What is expected:
Copy out the complete listing, word for word.

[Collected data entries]
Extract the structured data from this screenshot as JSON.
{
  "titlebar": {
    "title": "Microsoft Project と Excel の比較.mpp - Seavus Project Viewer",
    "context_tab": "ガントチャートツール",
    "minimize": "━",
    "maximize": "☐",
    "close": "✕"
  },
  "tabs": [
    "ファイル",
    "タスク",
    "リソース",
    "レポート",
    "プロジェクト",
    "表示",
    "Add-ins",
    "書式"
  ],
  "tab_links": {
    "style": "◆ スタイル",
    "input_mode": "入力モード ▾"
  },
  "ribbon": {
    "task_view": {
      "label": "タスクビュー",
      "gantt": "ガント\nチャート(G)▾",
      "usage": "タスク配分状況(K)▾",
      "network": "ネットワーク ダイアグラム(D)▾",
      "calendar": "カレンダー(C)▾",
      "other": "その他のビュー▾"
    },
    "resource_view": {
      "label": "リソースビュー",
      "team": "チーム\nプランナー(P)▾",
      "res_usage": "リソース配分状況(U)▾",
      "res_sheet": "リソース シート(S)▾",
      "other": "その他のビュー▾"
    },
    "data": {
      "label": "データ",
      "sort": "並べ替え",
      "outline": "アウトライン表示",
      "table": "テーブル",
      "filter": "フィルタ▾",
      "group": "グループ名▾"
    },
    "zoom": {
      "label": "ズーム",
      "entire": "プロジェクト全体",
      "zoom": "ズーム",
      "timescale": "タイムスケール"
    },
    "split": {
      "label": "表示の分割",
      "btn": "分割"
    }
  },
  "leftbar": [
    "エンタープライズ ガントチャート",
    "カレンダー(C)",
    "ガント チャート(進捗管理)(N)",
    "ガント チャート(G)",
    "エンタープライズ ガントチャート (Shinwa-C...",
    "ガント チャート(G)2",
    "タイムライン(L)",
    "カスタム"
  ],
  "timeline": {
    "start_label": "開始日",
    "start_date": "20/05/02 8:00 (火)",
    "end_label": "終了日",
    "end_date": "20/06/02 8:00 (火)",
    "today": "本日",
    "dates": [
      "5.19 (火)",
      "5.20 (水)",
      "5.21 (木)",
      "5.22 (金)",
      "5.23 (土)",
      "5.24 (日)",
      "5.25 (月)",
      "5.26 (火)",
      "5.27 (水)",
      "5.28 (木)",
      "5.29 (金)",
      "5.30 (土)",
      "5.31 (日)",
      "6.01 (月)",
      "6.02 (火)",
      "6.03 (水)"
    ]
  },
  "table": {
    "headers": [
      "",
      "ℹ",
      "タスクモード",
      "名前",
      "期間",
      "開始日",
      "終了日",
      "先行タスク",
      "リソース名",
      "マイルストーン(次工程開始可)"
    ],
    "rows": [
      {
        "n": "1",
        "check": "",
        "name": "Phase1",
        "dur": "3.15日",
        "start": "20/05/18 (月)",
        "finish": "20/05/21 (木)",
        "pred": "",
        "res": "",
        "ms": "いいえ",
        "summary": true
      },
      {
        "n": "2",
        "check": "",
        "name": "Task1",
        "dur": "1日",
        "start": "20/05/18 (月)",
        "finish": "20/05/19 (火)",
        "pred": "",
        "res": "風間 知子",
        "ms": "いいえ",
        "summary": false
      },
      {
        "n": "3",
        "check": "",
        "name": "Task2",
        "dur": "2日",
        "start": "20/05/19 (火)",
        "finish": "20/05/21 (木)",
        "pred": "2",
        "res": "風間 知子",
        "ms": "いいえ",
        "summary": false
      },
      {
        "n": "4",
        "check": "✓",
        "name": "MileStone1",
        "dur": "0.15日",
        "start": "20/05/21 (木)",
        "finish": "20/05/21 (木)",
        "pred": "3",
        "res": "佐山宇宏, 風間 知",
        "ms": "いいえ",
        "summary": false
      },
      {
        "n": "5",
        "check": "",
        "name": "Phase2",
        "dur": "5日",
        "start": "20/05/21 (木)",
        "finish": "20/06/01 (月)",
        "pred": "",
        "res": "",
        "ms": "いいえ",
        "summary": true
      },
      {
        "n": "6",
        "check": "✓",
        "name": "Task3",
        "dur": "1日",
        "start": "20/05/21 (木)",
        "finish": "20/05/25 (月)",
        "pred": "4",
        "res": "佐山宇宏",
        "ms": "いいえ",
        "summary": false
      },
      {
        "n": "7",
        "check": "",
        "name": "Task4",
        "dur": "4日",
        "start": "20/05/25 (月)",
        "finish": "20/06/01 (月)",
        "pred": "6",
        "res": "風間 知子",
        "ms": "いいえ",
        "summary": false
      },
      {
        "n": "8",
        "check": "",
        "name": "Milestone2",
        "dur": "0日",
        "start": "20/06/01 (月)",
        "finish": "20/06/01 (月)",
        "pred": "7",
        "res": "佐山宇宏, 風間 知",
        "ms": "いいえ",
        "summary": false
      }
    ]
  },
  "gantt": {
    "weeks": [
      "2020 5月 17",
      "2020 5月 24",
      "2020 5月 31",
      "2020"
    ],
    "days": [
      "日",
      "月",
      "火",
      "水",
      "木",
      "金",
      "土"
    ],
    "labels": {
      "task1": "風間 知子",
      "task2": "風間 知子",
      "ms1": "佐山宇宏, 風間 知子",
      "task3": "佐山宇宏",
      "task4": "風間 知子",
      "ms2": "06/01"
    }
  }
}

Reply to the exercise:
Extract the structured data from this screenshot as JSON.
{
  "titlebar": {
    "title": "Microsoft Project と Excel の比較.mpp - Seavus Project Viewer",
    "context_tab": "ガントチャートツール",
    "minimize": "━",
    "maximize": "☐",
    "close": "✕"
  },
  "tabs": [
    "ファイル",
    "タスク",
    "リソース",
    "レポート",
    "プロジェクト",
    "表示",
    "Add-ins",
    "書式"
  ],
  "tab_links": {
    "style": "◆ スタイル",
    "input_mode": "入力モード ▾"
  },
  "ribbon": {
    "task_view": {
      "label": "タスクビュー",
      "gantt": "ガント\nチャート(G)▾",
      "usage": "タスク配分状況(K)▾",
      "network": "ネットワーク ダイアグラム(D)▾",
      "calendar": "カレンダー(C)▾",
      "other": "その他のビュー▾"
    },
    "resource_view": {
      "label": "リソースビュー",
      "team": "チーム\nプランナー(P)▾",
      "res_usage": "リソース配分状況(U)▾",
      "res_sheet": "リソース シート(S)▾",
      "other": "その他のビュー▾"
    },
    "data": {
      "label": "データ",
      "sort": "並べ替え",
      "outline": "アウトライン表示",
      "table": "テーブル",
      "filter": "フィルタ▾",
      "group": "グループ名▾"
    },
    "zoom": {
      "label": "ズーム",
      "entire": "プロジェクト全体",
      "zoom": "ズーム",
      "timescale": "タイムスケール"
    },
    "split": {
      "label": "表示の分割",
      "btn": "分割"
    }
  },
  "leftbar": [
    "エンタープライズ ガントチャート",
    "カレンダー(C)",
    "ガント チャート(進捗管理)(N)",
    "ガント チャート(G)",
    "エンタープライズ ガントチャート (Shinwa-C...",
    "ガント チャート(G)2",
    "タイムライン(L)",
    "カスタム"
  ],
  "timeline": {
    "start_label": "開始日",
    "start_date": "20/05/02 8:00 (火)",
    "end_label": "終了日",
    "end_date": "20/06/02 8:00 (火)",
    "today": "本日",
    "dates": [
      "5.19 (火)",
      "5.20 (水)",
      "5.21 (木)",
      "5.22 (金)",
      "5.23 (土)",
      "5.24 (日)",
      "5.25 (月)",
      "5.26 (火)",
      "5.27 (水)",
      "5.28 (木)",
      "5.29 (金)",
      "5.30 (土)",
      "5.31 (日)",
      "6.01 (月)",
      "6.02 (火)",
      "6.03 (水)"
    ]
  },
  "table": {
    "headers": [
      "",
      "ℹ",
      "タスクモード",
      "名前",
      "期間",
      "開始日",
      "終了日",
      "先行タスク",
      "リソース名",
      "マイルストーン(次工程開始可)"
    ],
    "rows": [
      {
        "n": "1",
        "check": "",
        "name": "Phase1",
        "dur": "3.15日",
        "start": "20/05/18 (月)",
        "finish": "20/05/21 (木)",
        "pred": "",
        "res": "",
        "ms": "いいえ",
        "summary": true
      },
      {
        "n": "2",
        "check": "",
        "name": "Task1",
        "dur": "1日",
        "start": "20/05/18 (月)",
        "finish": "20/05/19 (火)",
        "pred": "",
        "res": "風間 知子",
        "ms": "いいえ",
        "summary": false
      },
      {
        "n": "3",
        "check": "",
        "name": "Task2",
        "dur": "2日",
        "start": "20/05/19 (火)",
        "finish": "20/05/21 (木)",
        "pred": "2",
        "res": "風間 知子",
        "ms": "いいえ",
        "summary": false
      },
      {
        "n": "4",
        "check": "✓",
        "name": "MileStone1",
        "dur": "0.15日",
        "start": "20/05/21 (木)",
        "finish": "20/05/21 (木)",
        "pred": "3",
        "res": "佐山宇宏, 風間 知",
        "ms": "いいえ",
        "summary": false
      },
      {
        "n": "5",
        "check": "",
        "name": "Phase2",
        "dur": "5日",
        "start": "20/05/21 (木)",
        "finish": "20/06/01 (月)",
        "pred": "",
        "res": "",
        "ms": "いいえ",
        "summary": true
      },
      {
        "n": "6",
        "check": "✓",
        "name": "Task3",
        "dur": "1日",
        "start": "20/05/21 (木)",
        "finish": "20/05/25 (月)",
        "pred": "4",
        "res": "佐山宇宏",
        "ms": "いいえ",
        "summary": false
      },
      {
        "n": "7",
        "check": "",
        "name": "Task4",
        "dur": "4日",
        "start": "20/05/25 (月)",
        "finish": "20/06/01 (月)",
        "pred": "6",
        "res": "風間 知子",
        "ms": "いいえ",
        "summary": false
      },
      {
        "n": "8",
        "check": "",
        "name": "Milestone2",
        "dur": "0日",
        "start": "20/06/01 (月)",
        "finish": "20/06/01 (月)",
        "pred": "7",
        "res": "佐山宇宏, 風間 知",
        "ms": "いいえ",
        "summary": false
      }
    ]
  },
  "gantt": {
    "weeks": [
      "2020 5月 17",
      "2020 5月 24",
      "2020 5月 31",
      "2020"
    ],
    "days": [
      "日",
      "月",
      "火",
      "水",
      "木",
      "金",
      "土"
    ],
    "labels": {
      "task1": "風間 知子",
      "task2": "風間 知子",
      "ms1": "佐山宇宏, 風間 知子",
      "task3": "佐山宇宏",
      "task4": "風間 知子",
      "ms2": "06/01"
    }
  }
}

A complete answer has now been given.